**TASK GOAL:** Copy out every line of the records where the string "this" occurs.

Raw records:
==============================

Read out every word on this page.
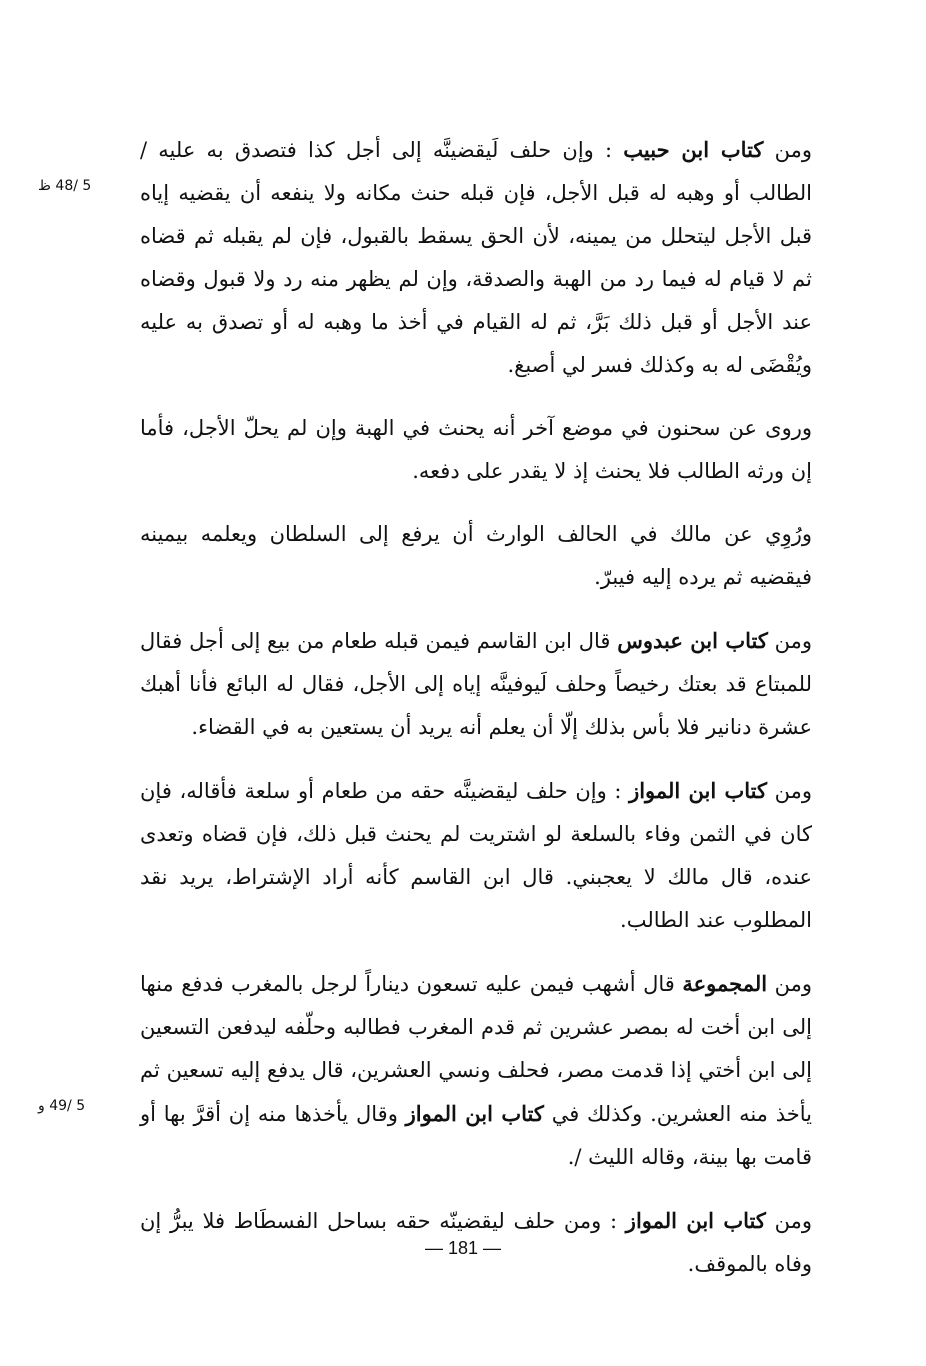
ومن كتاب ابن حبيب : وإن حلف لَيقضينَّه إلى أجل كذا فتصدق به عليه / الطالب أو وهبه له قبل الأجل، فإن قبله حنث مكانه ولا ينفعه أن يقضيه إياه قبل الأجل ليتحلل من يمينه، لأن الحق يسقط بالقبول، فإن لم يقبله ثم قضاه ثم لا قيام له فيما رد من الهبة والصدقة، وإن لم يظهر منه رد ولا قبول وقضاه عند الأجل أو قبل ذلك بَرَّ، ثم له القيام في أخذ ما وهبه له أو تصدق به عليه ويُقْضَى له به وكذلك فسر لي أصبغ.

وروى عن سحنون في موضع آخر أنه يحنث في الهبة وإن لم يحلّ الأجل، فأما إن ورثه الطالب فلا يحنث إذ لا يقدر على دفعه.

ورُوِي عن مالك في الحالف الوارث أن يرفع إلى السلطان ويعلمه بيمينه فيقضيه ثم يرده إليه فيبرّ.

ومن كتاب ابن عبدوس قال ابن القاسم فيمن قبله طعام من بيع إلى أجل فقال للمبتاع قد بعتك رخيصاً وحلف لَيوفينَّه إياه إلى الأجل، فقال له البائع فأنا أهبك عشرة دنانير فلا بأس بذلك إلّا أن يعلم أنه يريد أن يستعين به في القضاء.

ومن كتاب ابن المواز : وإن حلف ليقضينَّه حقه من طعام أو سلعة فأقاله، فإن كان في الثمن وفاء بالسلعة لو اشتريت لم يحنث قبل ذلك، فإن قضاه وتعدى عنده، قال مالك لا يعجبني. قال ابن القاسم كأنه أراد الإشتراط، يريد نقد المطلوب عند الطالب.

ومن المجموعة قال أشهب فيمن عليه تسعون ديناراً لرجل بالمغرب فدفع منها إلى ابن أخت له بمصر عشرين ثم قدم المغرب فطالبه وحلّفه ليدفعن التسعين إلى ابن أختي إذا قدمت مصر، فحلف ونسي العشرين، قال يدفع إليه تسعين ثم يأخذ منه العشرين. وكذلك في كتاب ابن المواز وقال يأخذها منه إن أقرَّ بها أو قامت بها بينة، وقاله الليث /.

ومن كتاب ابن المواز : ومن حلف ليقضينّه حقه بساحل الفسطَاط فلا يبرُّ إن وفاه بالموقف.

5 /48 ظ
5 /49 و
— 181 —
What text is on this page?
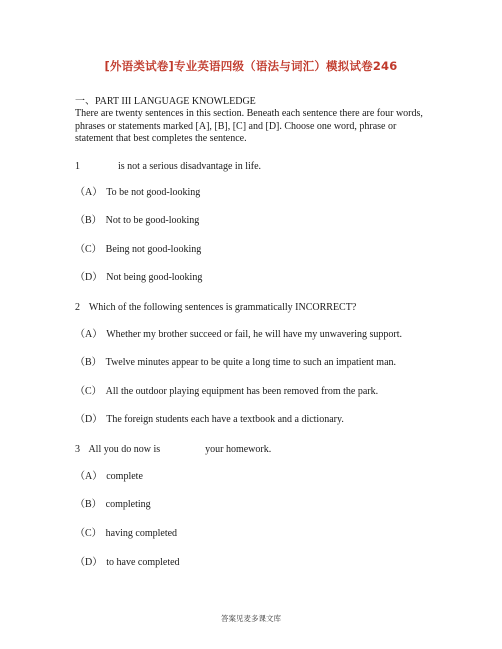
[外语类试卷]专业英语四级（语法与词汇）模拟试卷246
一、PART III LANGUAGE KNOWLEDGE
There are twenty sentences in this section. Beneath each sentence there are four words, phrases or statements marked [A], [B], [C] and [D]. Choose one word, phrase or statement that best completes the sentence.
1	is not a serious disadvantage in life.
（A） To be not good-looking
（B） Not to be good-looking
（C） Being not good-looking
（D） Not being good-looking
2 Which of the following sentences is grammatically INCORRECT?
（A） Whether my brother succeed or fail, he will have my unwavering support.
（B） Twelve minutes appear to be quite a long time to such an impatient man.
（C） All the outdoor playing equipment has been removed from the park.
（D） The foreign students each have a textbook and a dictionary.
3 All you do now is	your homework.
（A） complete
（B） completing
（C） having completed
（D） to have completed
答案见麦多课文库
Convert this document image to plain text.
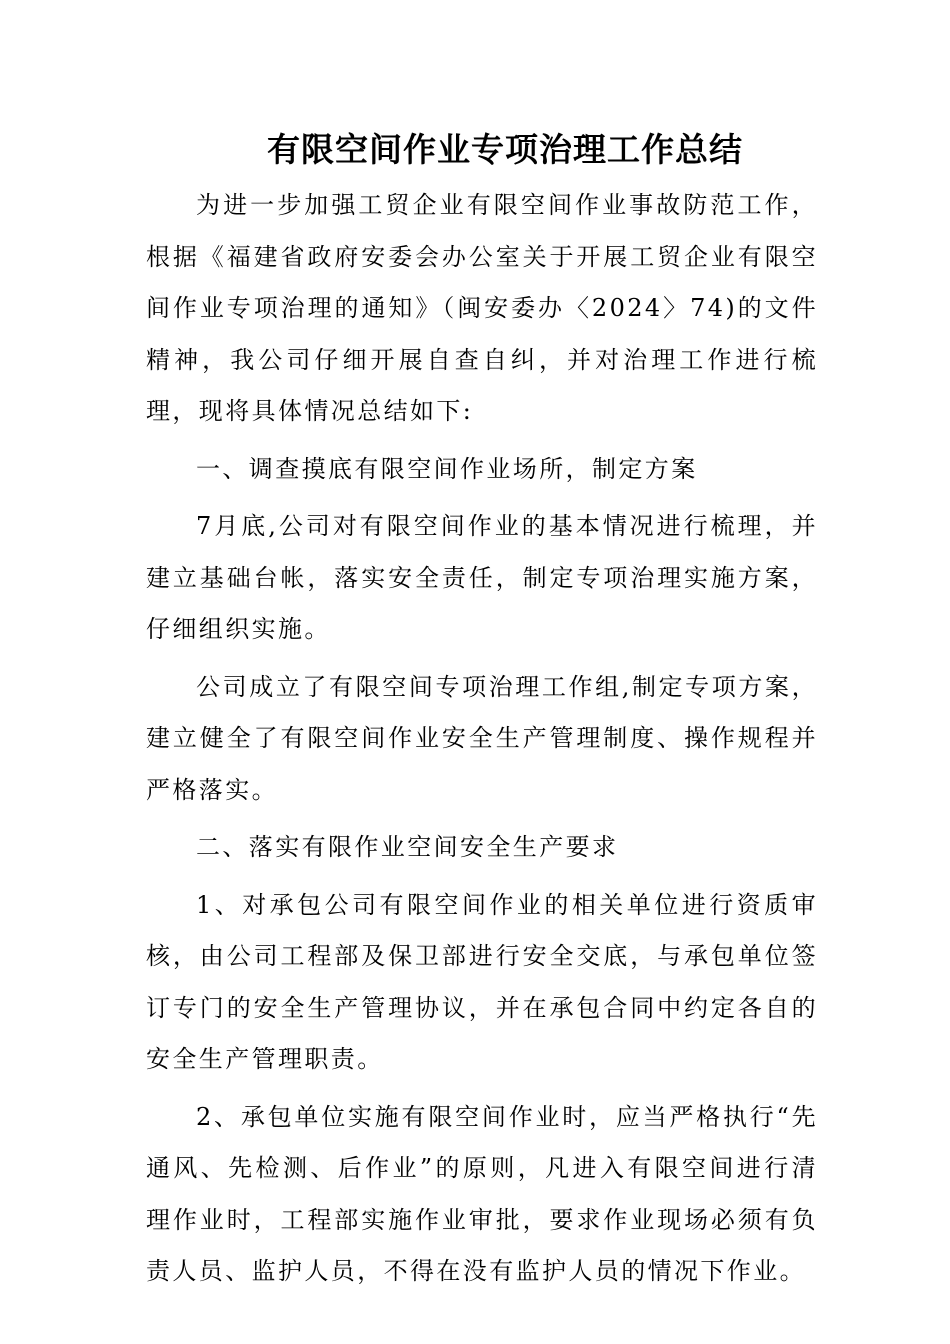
有限空间作业专项治理工作总结

为进一步加强工贸企业有限空间作业事故防范工作，根据《福建省政府安委会办公室关于开展工贸企业有限空间作业专项治理的通知》（闽安委办〈2024〉74)的文件精神，我公司仔细开展自查自纠，并对治理工作进行梳理，现将具体情况总结如下:

一、调查摸底有限空间作业场所，制定方案

7月底,公司对有限空间作业的基本情况进行梳理，并建立基础台帐，落实安全责任，制定专项治理实施方案，仔细组织实施。

公司成立了有限空间专项治理工作组,制定专项方案，建立健全了有限空间作业安全生产管理制度、操作规程并严格落实。

二、落实有限作业空间安全生产要求

1、对承包公司有限空间作业的相关单位进行资质审核，由公司工程部及保卫部进行安全交底，与承包单位签订专门的安全生产管理协议，并在承包合同中约定各自的安全生产管理职责。

2、承包单位实施有限空间作业时，应当严格执行“先通风、先检测、后作业”的原则，凡进入有限空间进行清理作业时，工程部实施作业审批，要求作业现场必须有负责人员、监护人员，不得在没有监护人员的情况下作业。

==============================

**SOLUTION:**
Read out every word on this page.
What text is on this page?
There are twenty sentences in this section. Beneath each sentence there are four words, phrases or statements marked [A], [B], [C] and [D]. Choose one word, phrase or statement that best completes the sentence.
Convert this document image to plain text.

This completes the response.